[Dataset items]
+--

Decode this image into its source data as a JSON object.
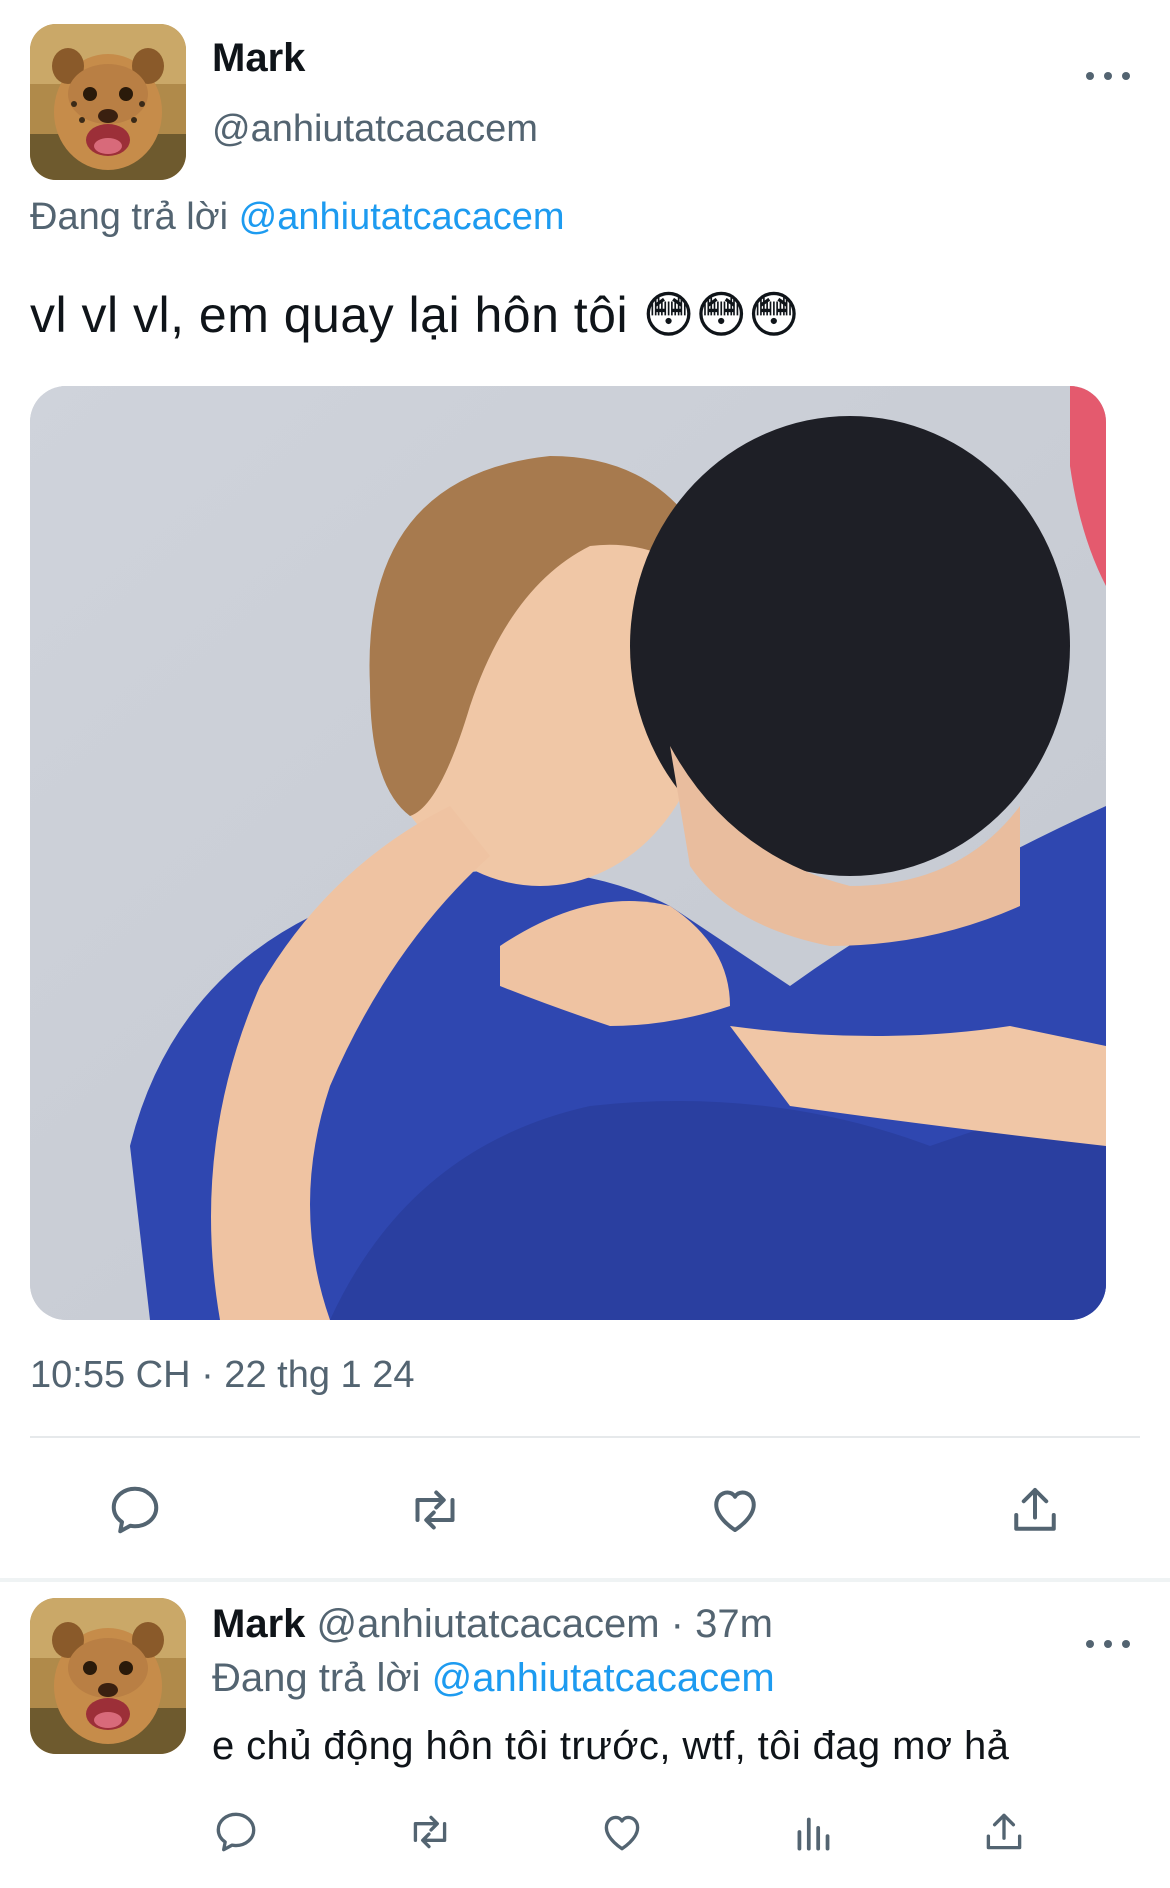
{
  "main_tweet": {
    "display_name": "Mark",
    "handle": "@anhiutatcacacem",
    "reply_prefix": "Đang trả lời",
    "reply_to": "@anhiutatcacacem",
    "text": "vl vl vl, em quay lại hôn tôi 😳😳😳",
    "timestamp": "10:55 CH · 22 thg 1 24",
    "actions": [
      "reply-icon",
      "retweet-icon",
      "like-icon",
      "share-icon"
    ]
  },
  "reply_tweet": {
    "display_name": "Mark",
    "handle": "@anhiutatcacacem",
    "separator": "·",
    "time": "37m",
    "reply_prefix": "Đang trả lời",
    "reply_to": "@anhiutatcacacem",
    "text": "e chủ động hôn tôi trước, wtf, tôi đag mơ hả",
    "actions": [
      "reply-icon",
      "retweet-icon",
      "like-icon",
      "views-icon",
      "share-icon"
    ]
  },
  "colors": {
    "text_primary": "#0f1419",
    "text_secondary": "#536471",
    "accent": "#1d9bf0",
    "divider": "#e6e9eb"
  }
}
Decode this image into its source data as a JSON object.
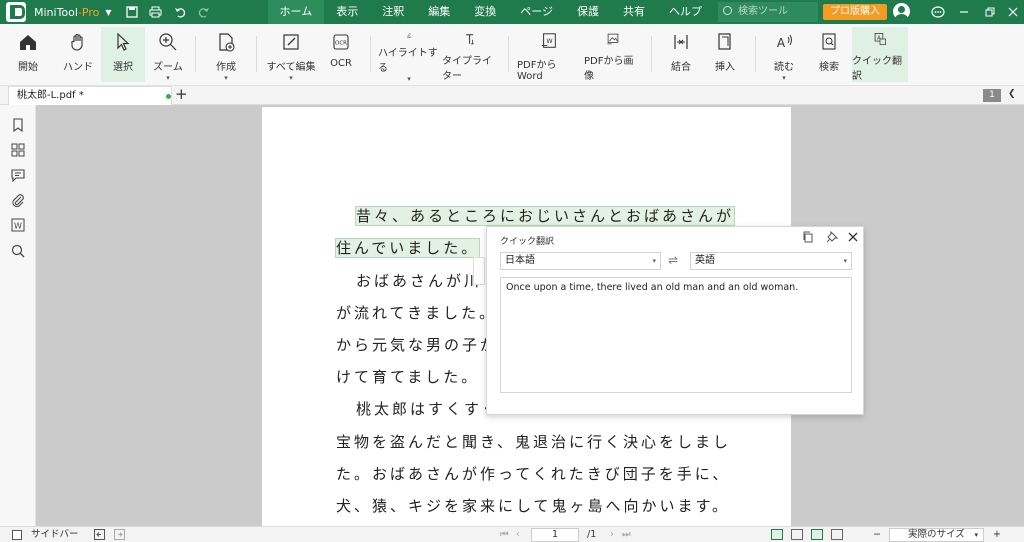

+--

■ **Aim**
Transcribe all of the material exactly, leaving out whatever pictures it contains.

■ **Solution**
Decode this image into its source data as a JSON object.
{
  "main_tweet": {
    "display_name": "Mark",
    "handle": "@anhiutatcacacem",
    "reply_prefix": "Đang trả lời",
    "reply_to": "@anhiutatcacacem",
    "text": "vl vl vl, em quay lại hôn tôi 😳😳😳",
    "timestamp": "10:55 CH · 22 thg 1 24",
    "actions": [
      "reply-icon",
      "retweet-icon",
      "like-icon",
      "share-icon"
    ]
  },
  "reply_tweet": {
    "display_name": "Mark",
    "handle": "@anhiutatcacacem",
    "separator": "·",
    "time": "37m",
    "reply_prefix": "Đang trả lời",
    "reply_to": "@anhiutatcacacem",
    "text": "e chủ động hôn tôi trước, wtf, tôi đag mơ hả",
    "actions": [
      "reply-icon",
      "retweet-icon",
      "like-icon",
      "views-icon",
      "share-icon"
    ]
  },
  "colors": {
    "text_primary": "#0f1419",
    "text_secondary": "#536471",
    "accent": "#1d9bf0",
    "divider": "#e6e9eb"
  }
}
Decode this image into its source data as a JSON object.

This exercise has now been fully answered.